Exclude the pictures and retype the entries as written.

◆ RECORD EXCERPTS:
* * * *

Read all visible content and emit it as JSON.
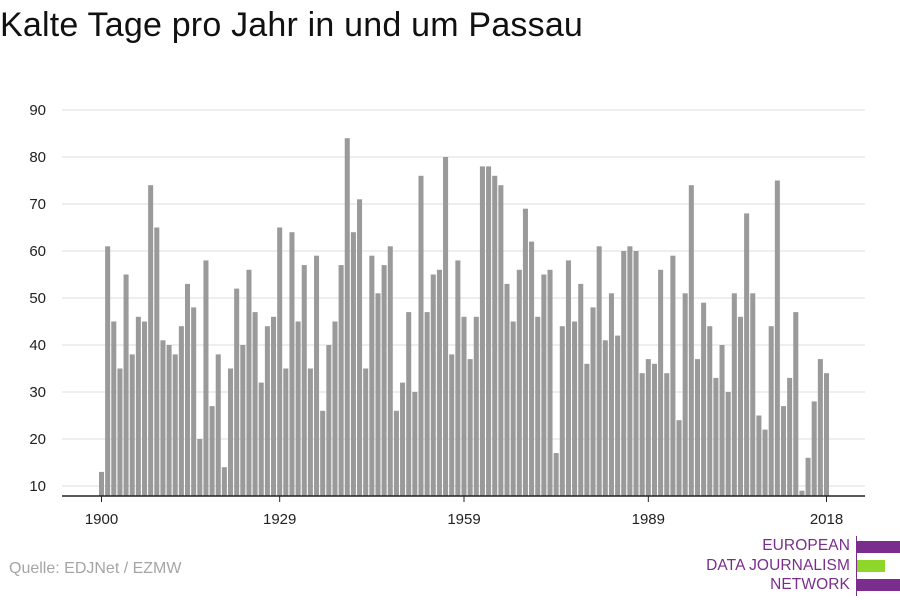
{
  "header": {
    "title": "Kalte Tage pro Jahr in und um Passau"
  },
  "footer": {
    "source": "Quelle: EDJNet / EZMW"
  },
  "logo": {
    "lines": [
      "EUROPEAN",
      "DATA JOURNALISM",
      "NETWORK"
    ],
    "colors": {
      "purple": "#7a2d8c",
      "green": "#8fd62a"
    }
  },
  "colors": {
    "bar": "#9a9a9a",
    "grid": "#dddddd",
    "axis": "#222222",
    "text": "#222222"
  },
  "chart_data": {
    "type": "bar",
    "title": "Kalte Tage pro Jahr in und um Passau",
    "xlabel": "",
    "ylabel": "",
    "x_tick_labels": [
      "1900",
      "1929",
      "1959",
      "1989",
      "2018"
    ],
    "y_ticks": [
      10,
      20,
      30,
      40,
      50,
      60,
      70,
      80,
      90
    ],
    "ylim": [
      7,
      92
    ],
    "grid": true,
    "x": [
      1900,
      1901,
      1902,
      1903,
      1904,
      1905,
      1906,
      1907,
      1908,
      1909,
      1910,
      1911,
      1912,
      1913,
      1914,
      1915,
      1916,
      1917,
      1918,
      1919,
      1920,
      1921,
      1922,
      1923,
      1924,
      1925,
      1926,
      1927,
      1928,
      1929,
      1930,
      1931,
      1932,
      1933,
      1934,
      1935,
      1936,
      1937,
      1938,
      1939,
      1940,
      1941,
      1942,
      1943,
      1944,
      1945,
      1946,
      1947,
      1948,
      1949,
      1950,
      1951,
      1952,
      1953,
      1954,
      1955,
      1956,
      1957,
      1958,
      1959,
      1960,
      1961,
      1962,
      1963,
      1964,
      1965,
      1966,
      1967,
      1968,
      1969,
      1970,
      1971,
      1972,
      1973,
      1974,
      1975,
      1976,
      1977,
      1978,
      1979,
      1980,
      1981,
      1982,
      1983,
      1984,
      1985,
      1986,
      1987,
      1988,
      1989,
      1990,
      1991,
      1992,
      1993,
      1994,
      1995,
      1996,
      1997,
      1998,
      1999,
      2000,
      2001,
      2002,
      2003,
      2004,
      2005,
      2006,
      2007,
      2008,
      2009,
      2010,
      2011,
      2012,
      2013,
      2014,
      2015,
      2016,
      2017,
      2018
    ],
    "values": [
      13,
      61,
      45,
      35,
      55,
      38,
      46,
      45,
      74,
      65,
      41,
      40,
      38,
      44,
      53,
      48,
      20,
      58,
      27,
      38,
      14,
      35,
      52,
      40,
      56,
      47,
      32,
      44,
      46,
      65,
      35,
      64,
      45,
      57,
      35,
      59,
      26,
      40,
      45,
      57,
      84,
      64,
      71,
      35,
      59,
      51,
      57,
      61,
      26,
      32,
      47,
      30,
      76,
      47,
      55,
      56,
      80,
      38,
      58,
      46,
      37,
      46,
      78,
      78,
      76,
      74,
      53,
      45,
      56,
      69,
      62,
      46,
      55,
      56,
      17,
      44,
      58,
      45,
      53,
      36,
      48,
      61,
      41,
      51,
      42,
      60,
      61,
      60,
      34,
      37,
      36,
      56,
      34,
      59,
      24,
      51,
      74,
      37,
      49,
      44,
      33,
      40,
      30,
      51,
      46,
      68,
      51,
      25,
      22,
      44,
      75,
      27,
      33,
      47,
      9,
      16,
      28,
      37,
      34
    ]
  }
}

* * * *

◆ ANSWER TO THE PROBLEM:
Read all visible content and emit it as JSON.
{
  "header": {
    "title": "Kalte Tage pro Jahr in und um Passau"
  },
  "footer": {
    "source": "Quelle: EDJNet / EZMW"
  },
  "logo": {
    "lines": [
      "EUROPEAN",
      "DATA JOURNALISM",
      "NETWORK"
    ],
    "colors": {
      "purple": "#7a2d8c",
      "green": "#8fd62a"
    }
  },
  "colors": {
    "bar": "#9a9a9a",
    "grid": "#dddddd",
    "axis": "#222222",
    "text": "#222222"
  },
  "chart_data": {
    "type": "bar",
    "title": "Kalte Tage pro Jahr in und um Passau",
    "xlabel": "",
    "ylabel": "",
    "x_tick_labels": [
      "1900",
      "1929",
      "1959",
      "1989",
      "2018"
    ],
    "y_ticks": [
      10,
      20,
      30,
      40,
      50,
      60,
      70,
      80,
      90
    ],
    "ylim": [
      7,
      92
    ],
    "grid": true,
    "x": [
      1900,
      1901,
      1902,
      1903,
      1904,
      1905,
      1906,
      1907,
      1908,
      1909,
      1910,
      1911,
      1912,
      1913,
      1914,
      1915,
      1916,
      1917,
      1918,
      1919,
      1920,
      1921,
      1922,
      1923,
      1924,
      1925,
      1926,
      1927,
      1928,
      1929,
      1930,
      1931,
      1932,
      1933,
      1934,
      1935,
      1936,
      1937,
      1938,
      1939,
      1940,
      1941,
      1942,
      1943,
      1944,
      1945,
      1946,
      1947,
      1948,
      1949,
      1950,
      1951,
      1952,
      1953,
      1954,
      1955,
      1956,
      1957,
      1958,
      1959,
      1960,
      1961,
      1962,
      1963,
      1964,
      1965,
      1966,
      1967,
      1968,
      1969,
      1970,
      1971,
      1972,
      1973,
      1974,
      1975,
      1976,
      1977,
      1978,
      1979,
      1980,
      1981,
      1982,
      1983,
      1984,
      1985,
      1986,
      1987,
      1988,
      1989,
      1990,
      1991,
      1992,
      1993,
      1994,
      1995,
      1996,
      1997,
      1998,
      1999,
      2000,
      2001,
      2002,
      2003,
      2004,
      2005,
      2006,
      2007,
      2008,
      2009,
      2010,
      2011,
      2012,
      2013,
      2014,
      2015,
      2016,
      2017,
      2018
    ],
    "values": [
      13,
      61,
      45,
      35,
      55,
      38,
      46,
      45,
      74,
      65,
      41,
      40,
      38,
      44,
      53,
      48,
      20,
      58,
      27,
      38,
      14,
      35,
      52,
      40,
      56,
      47,
      32,
      44,
      46,
      65,
      35,
      64,
      45,
      57,
      35,
      59,
      26,
      40,
      45,
      57,
      84,
      64,
      71,
      35,
      59,
      51,
      57,
      61,
      26,
      32,
      47,
      30,
      76,
      47,
      55,
      56,
      80,
      38,
      58,
      46,
      37,
      46,
      78,
      78,
      76,
      74,
      53,
      45,
      56,
      69,
      62,
      46,
      55,
      56,
      17,
      44,
      58,
      45,
      53,
      36,
      48,
      61,
      41,
      51,
      42,
      60,
      61,
      60,
      34,
      37,
      36,
      56,
      34,
      59,
      24,
      51,
      74,
      37,
      49,
      44,
      33,
      40,
      30,
      51,
      46,
      68,
      51,
      25,
      22,
      44,
      75,
      27,
      33,
      47,
      9,
      16,
      28,
      37,
      34
    ]
  }
}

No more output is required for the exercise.